(begin)

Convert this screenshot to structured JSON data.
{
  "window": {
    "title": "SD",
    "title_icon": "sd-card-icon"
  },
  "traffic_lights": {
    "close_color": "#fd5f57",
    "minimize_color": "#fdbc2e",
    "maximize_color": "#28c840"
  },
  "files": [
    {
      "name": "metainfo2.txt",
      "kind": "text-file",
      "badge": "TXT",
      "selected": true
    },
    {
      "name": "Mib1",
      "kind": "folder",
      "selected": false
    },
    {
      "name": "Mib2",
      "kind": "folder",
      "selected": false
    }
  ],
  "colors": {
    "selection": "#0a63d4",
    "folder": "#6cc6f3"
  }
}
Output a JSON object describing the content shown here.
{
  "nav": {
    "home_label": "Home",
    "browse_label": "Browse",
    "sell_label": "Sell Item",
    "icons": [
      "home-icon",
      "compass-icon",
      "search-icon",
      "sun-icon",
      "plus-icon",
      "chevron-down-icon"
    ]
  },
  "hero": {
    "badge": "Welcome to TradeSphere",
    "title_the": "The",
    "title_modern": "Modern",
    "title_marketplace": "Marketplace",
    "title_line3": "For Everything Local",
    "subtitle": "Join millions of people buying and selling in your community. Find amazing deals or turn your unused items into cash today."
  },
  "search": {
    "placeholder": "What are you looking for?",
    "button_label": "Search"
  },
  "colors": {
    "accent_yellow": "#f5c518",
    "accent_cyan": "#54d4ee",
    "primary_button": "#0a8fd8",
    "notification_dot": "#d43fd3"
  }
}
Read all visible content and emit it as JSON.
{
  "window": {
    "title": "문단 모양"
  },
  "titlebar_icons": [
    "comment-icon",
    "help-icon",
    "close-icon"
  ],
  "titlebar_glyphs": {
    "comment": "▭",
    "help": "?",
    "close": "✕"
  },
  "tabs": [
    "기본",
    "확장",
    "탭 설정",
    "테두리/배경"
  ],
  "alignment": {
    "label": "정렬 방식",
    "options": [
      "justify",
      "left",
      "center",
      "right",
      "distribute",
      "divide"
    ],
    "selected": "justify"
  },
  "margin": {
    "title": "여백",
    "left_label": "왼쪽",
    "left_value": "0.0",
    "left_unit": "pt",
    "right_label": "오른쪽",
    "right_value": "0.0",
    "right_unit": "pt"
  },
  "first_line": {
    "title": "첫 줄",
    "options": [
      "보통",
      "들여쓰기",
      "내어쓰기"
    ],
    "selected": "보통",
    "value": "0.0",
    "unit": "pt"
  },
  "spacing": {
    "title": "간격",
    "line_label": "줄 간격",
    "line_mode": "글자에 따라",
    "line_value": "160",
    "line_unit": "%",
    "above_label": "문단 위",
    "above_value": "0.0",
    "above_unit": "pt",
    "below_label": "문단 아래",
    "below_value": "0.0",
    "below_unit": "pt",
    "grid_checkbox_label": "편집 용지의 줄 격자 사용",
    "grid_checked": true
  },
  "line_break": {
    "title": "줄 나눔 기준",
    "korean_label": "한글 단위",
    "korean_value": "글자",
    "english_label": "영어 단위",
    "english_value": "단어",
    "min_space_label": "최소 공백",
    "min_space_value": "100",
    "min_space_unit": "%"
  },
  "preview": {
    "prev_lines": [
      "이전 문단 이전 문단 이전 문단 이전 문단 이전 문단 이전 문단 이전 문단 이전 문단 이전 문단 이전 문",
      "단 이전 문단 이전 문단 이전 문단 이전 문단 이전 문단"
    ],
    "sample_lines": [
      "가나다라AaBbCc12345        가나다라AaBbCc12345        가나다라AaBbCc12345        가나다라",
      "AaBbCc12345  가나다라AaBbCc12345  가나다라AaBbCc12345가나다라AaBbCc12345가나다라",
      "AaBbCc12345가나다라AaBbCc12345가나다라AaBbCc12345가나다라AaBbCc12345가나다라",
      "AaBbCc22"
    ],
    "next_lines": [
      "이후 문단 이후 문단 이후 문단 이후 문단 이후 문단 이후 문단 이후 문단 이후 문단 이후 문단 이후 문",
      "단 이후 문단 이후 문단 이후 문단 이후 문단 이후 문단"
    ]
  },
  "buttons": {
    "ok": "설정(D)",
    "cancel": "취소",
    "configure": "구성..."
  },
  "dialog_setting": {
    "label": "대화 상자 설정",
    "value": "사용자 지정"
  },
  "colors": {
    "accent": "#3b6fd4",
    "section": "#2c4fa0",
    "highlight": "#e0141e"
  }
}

(end)

**Instructions for the task**
Copy each line of the data exactly, leaving nothing out.

**Answer to the problem**
Convert this screenshot to structured JSON data.
{
  "window": {
    "title": "SD",
    "title_icon": "sd-card-icon"
  },
  "traffic_lights": {
    "close_color": "#fd5f57",
    "minimize_color": "#fdbc2e",
    "maximize_color": "#28c840"
  },
  "files": [
    {
      "name": "metainfo2.txt",
      "kind": "text-file",
      "badge": "TXT",
      "selected": true
    },
    {
      "name": "Mib1",
      "kind": "folder",
      "selected": false
    },
    {
      "name": "Mib2",
      "kind": "folder",
      "selected": false
    }
  ],
  "colors": {
    "selection": "#0a63d4",
    "folder": "#6cc6f3"
  }
}
Output a JSON object describing the content shown here.
{
  "nav": {
    "home_label": "Home",
    "browse_label": "Browse",
    "sell_label": "Sell Item",
    "icons": [
      "home-icon",
      "compass-icon",
      "search-icon",
      "sun-icon",
      "plus-icon",
      "chevron-down-icon"
    ]
  },
  "hero": {
    "badge": "Welcome to TradeSphere",
    "title_the": "The",
    "title_modern": "Modern",
    "title_marketplace": "Marketplace",
    "title_line3": "For Everything Local",
    "subtitle": "Join millions of people buying and selling in your community. Find amazing deals or turn your unused items into cash today."
  },
  "search": {
    "placeholder": "What are you looking for?",
    "button_label": "Search"
  },
  "colors": {
    "accent_yellow": "#f5c518",
    "accent_cyan": "#54d4ee",
    "primary_button": "#0a8fd8",
    "notification_dot": "#d43fd3"
  }
}
Read all visible content and emit it as JSON.
{
  "window": {
    "title": "문단 모양"
  },
  "titlebar_icons": [
    "comment-icon",
    "help-icon",
    "close-icon"
  ],
  "titlebar_glyphs": {
    "comment": "▭",
    "help": "?",
    "close": "✕"
  },
  "tabs": [
    "기본",
    "확장",
    "탭 설정",
    "테두리/배경"
  ],
  "alignment": {
    "label": "정렬 방식",
    "options": [
      "justify",
      "left",
      "center",
      "right",
      "distribute",
      "divide"
    ],
    "selected": "justify"
  },
  "margin": {
    "title": "여백",
    "left_label": "왼쪽",
    "left_value": "0.0",
    "left_unit": "pt",
    "right_label": "오른쪽",
    "right_value": "0.0",
    "right_unit": "pt"
  },
  "first_line": {
    "title": "첫 줄",
    "options": [
      "보통",
      "들여쓰기",
      "내어쓰기"
    ],
    "selected": "보통",
    "value": "0.0",
    "unit": "pt"
  },
  "spacing": {
    "title": "간격",
    "line_label": "줄 간격",
    "line_mode": "글자에 따라",
    "line_value": "160",
    "line_unit": "%",
    "above_label": "문단 위",
    "above_value": "0.0",
    "above_unit": "pt",
    "below_label": "문단 아래",
    "below_value": "0.0",
    "below_unit": "pt",
    "grid_checkbox_label": "편집 용지의 줄 격자 사용",
    "grid_checked": true
  },
  "line_break": {
    "title": "줄 나눔 기준",
    "korean_label": "한글 단위",
    "korean_value": "글자",
    "english_label": "영어 단위",
    "english_value": "단어",
    "min_space_label": "최소 공백",
    "min_space_value": "100",
    "min_space_unit": "%"
  },
  "preview": {
    "prev_lines": [
      "이전 문단 이전 문단 이전 문단 이전 문단 이전 문단 이전 문단 이전 문단 이전 문단 이전 문단 이전 문",
      "단 이전 문단 이전 문단 이전 문단 이전 문단 이전 문단"
    ],
    "sample_lines": [
      "가나다라AaBbCc12345        가나다라AaBbCc12345        가나다라AaBbCc12345        가나다라",
      "AaBbCc12345  가나다라AaBbCc12345  가나다라AaBbCc12345가나다라AaBbCc12345가나다라",
      "AaBbCc12345가나다라AaBbCc12345가나다라AaBbCc12345가나다라AaBbCc12345가나다라",
      "AaBbCc22"
    ],
    "next_lines": [
      "이후 문단 이후 문단 이후 문단 이후 문단 이후 문단 이후 문단 이후 문단 이후 문단 이후 문단 이후 문",
      "단 이후 문단 이후 문단 이후 문단 이후 문단 이후 문단"
    ]
  },
  "buttons": {
    "ok": "설정(D)",
    "cancel": "취소",
    "configure": "구성..."
  },
  "dialog_setting": {
    "label": "대화 상자 설정",
    "value": "사용자 지정"
  },
  "colors": {
    "accent": "#3b6fd4",
    "section": "#2c4fa0",
    "highlight": "#e0141e"
  }
}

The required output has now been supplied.